- What is asked -
Provide only the number of lines in the data below that contain the word "count".

=======

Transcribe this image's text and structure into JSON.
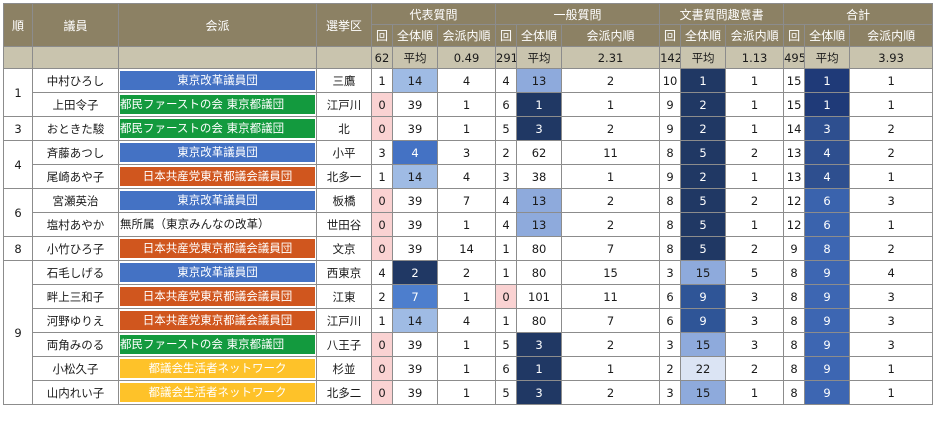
{
  "headers": {
    "rank": "順",
    "member": "議員",
    "faction": "会派",
    "district": "選挙区",
    "groups": [
      "代表質問",
      "一般質問",
      "文書質問趣意書",
      "合計"
    ],
    "sub": [
      "回",
      "全体順",
      "会派内順"
    ]
  },
  "summary": [
    {
      "count": "62",
      "label": "平均",
      "avg": "0.49"
    },
    {
      "count": "291",
      "label": "平均",
      "avg": "2.31"
    },
    {
      "count": "142",
      "label": "平均",
      "avg": "1.13"
    },
    {
      "count": "495",
      "label": "平均",
      "avg": "3.93"
    }
  ],
  "factions": {
    "blue": {
      "name": "東京改革議員団",
      "color": "#4472c4"
    },
    "green": {
      "name": "都民ファーストの会 東京都議団",
      "color": "#139a3e"
    },
    "red": {
      "name": "日本共産党東京都議会議員団",
      "color": "#d0561e"
    },
    "yellow": {
      "name": "都議会生活者ネットワーク",
      "color": "#fec229"
    },
    "none": {
      "name": "無所属（東京みんなの改革）",
      "color": "#ffffff"
    }
  },
  "rows": [
    {
      "rank": "1",
      "rowspan": 2,
      "name": "中村ひろし",
      "faction": "blue",
      "district": "三鷹",
      "v": [
        [
          "1",
          "14",
          "4"
        ],
        [
          "4",
          "13",
          "2"
        ],
        [
          "10",
          "1",
          "1"
        ],
        [
          "15",
          "1",
          "1"
        ]
      ]
    },
    {
      "name": "上田令子",
      "faction": "green",
      "district": "江戸川",
      "v": [
        [
          "0",
          "39",
          "1"
        ],
        [
          "6",
          "1",
          "1"
        ],
        [
          "9",
          "2",
          "1"
        ],
        [
          "15",
          "1",
          "1"
        ]
      ]
    },
    {
      "rank": "3",
      "rowspan": 1,
      "name": "おときた駿",
      "faction": "green",
      "district": "北",
      "v": [
        [
          "0",
          "39",
          "1"
        ],
        [
          "5",
          "3",
          "2"
        ],
        [
          "9",
          "2",
          "1"
        ],
        [
          "14",
          "3",
          "2"
        ]
      ]
    },
    {
      "rank": "4",
      "rowspan": 2,
      "name": "斉藤あつし",
      "faction": "blue",
      "district": "小平",
      "v": [
        [
          "3",
          "4",
          "3"
        ],
        [
          "2",
          "62",
          "11"
        ],
        [
          "8",
          "5",
          "2"
        ],
        [
          "13",
          "4",
          "2"
        ]
      ]
    },
    {
      "name": "尾崎あや子",
      "faction": "red",
      "district": "北多一",
      "v": [
        [
          "1",
          "14",
          "4"
        ],
        [
          "3",
          "38",
          "1"
        ],
        [
          "9",
          "2",
          "1"
        ],
        [
          "13",
          "4",
          "1"
        ]
      ]
    },
    {
      "rank": "6",
      "rowspan": 2,
      "name": "宮瀬英治",
      "faction": "blue",
      "district": "板橋",
      "v": [
        [
          "0",
          "39",
          "7"
        ],
        [
          "4",
          "13",
          "2"
        ],
        [
          "8",
          "5",
          "2"
        ],
        [
          "12",
          "6",
          "3"
        ]
      ]
    },
    {
      "name": "塩村あやか",
      "faction": "none",
      "district": "世田谷",
      "v": [
        [
          "0",
          "39",
          "1"
        ],
        [
          "4",
          "13",
          "2"
        ],
        [
          "8",
          "5",
          "1"
        ],
        [
          "12",
          "6",
          "1"
        ]
      ]
    },
    {
      "rank": "8",
      "rowspan": 1,
      "name": "小竹ひろ子",
      "faction": "red",
      "district": "文京",
      "v": [
        [
          "0",
          "39",
          "14"
        ],
        [
          "1",
          "80",
          "7"
        ],
        [
          "8",
          "5",
          "2"
        ],
        [
          "9",
          "8",
          "2"
        ]
      ]
    },
    {
      "rank": "9",
      "rowspan": 7,
      "name": "石毛しげる",
      "faction": "blue",
      "district": "西東京",
      "v": [
        [
          "4",
          "2",
          "2"
        ],
        [
          "1",
          "80",
          "15"
        ],
        [
          "3",
          "15",
          "5"
        ],
        [
          "8",
          "9",
          "4"
        ]
      ]
    },
    {
      "name": "畔上三和子",
      "faction": "red",
      "district": "江東",
      "v": [
        [
          "2",
          "7",
          "1"
        ],
        [
          "0",
          "101",
          "11"
        ],
        [
          "6",
          "9",
          "3"
        ],
        [
          "8",
          "9",
          "3"
        ]
      ]
    },
    {
      "name": "河野ゆりえ",
      "faction": "red",
      "district": "江戸川",
      "v": [
        [
          "1",
          "14",
          "4"
        ],
        [
          "1",
          "80",
          "7"
        ],
        [
          "6",
          "9",
          "3"
        ],
        [
          "8",
          "9",
          "3"
        ]
      ]
    },
    {
      "name": "両角みのる",
      "faction": "green",
      "district": "八王子",
      "v": [
        [
          "0",
          "39",
          "1"
        ],
        [
          "5",
          "3",
          "2"
        ],
        [
          "3",
          "15",
          "3"
        ],
        [
          "8",
          "9",
          "3"
        ]
      ]
    },
    {
      "name": "小松久子",
      "faction": "yellow",
      "district": "杉並",
      "v": [
        [
          "0",
          "39",
          "1"
        ],
        [
          "6",
          "1",
          "1"
        ],
        [
          "2",
          "22",
          "2"
        ],
        [
          "8",
          "9",
          "1"
        ]
      ]
    },
    {
      "name": "山内れい子",
      "faction": "yellow",
      "district": "北多二",
      "v": [
        [
          "0",
          "39",
          "1"
        ],
        [
          "5",
          "3",
          "2"
        ],
        [
          "3",
          "15",
          "1"
        ],
        [
          "8",
          "9",
          "1"
        ]
      ]
    }
  ]
}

=======

- Solution for this exercise -
4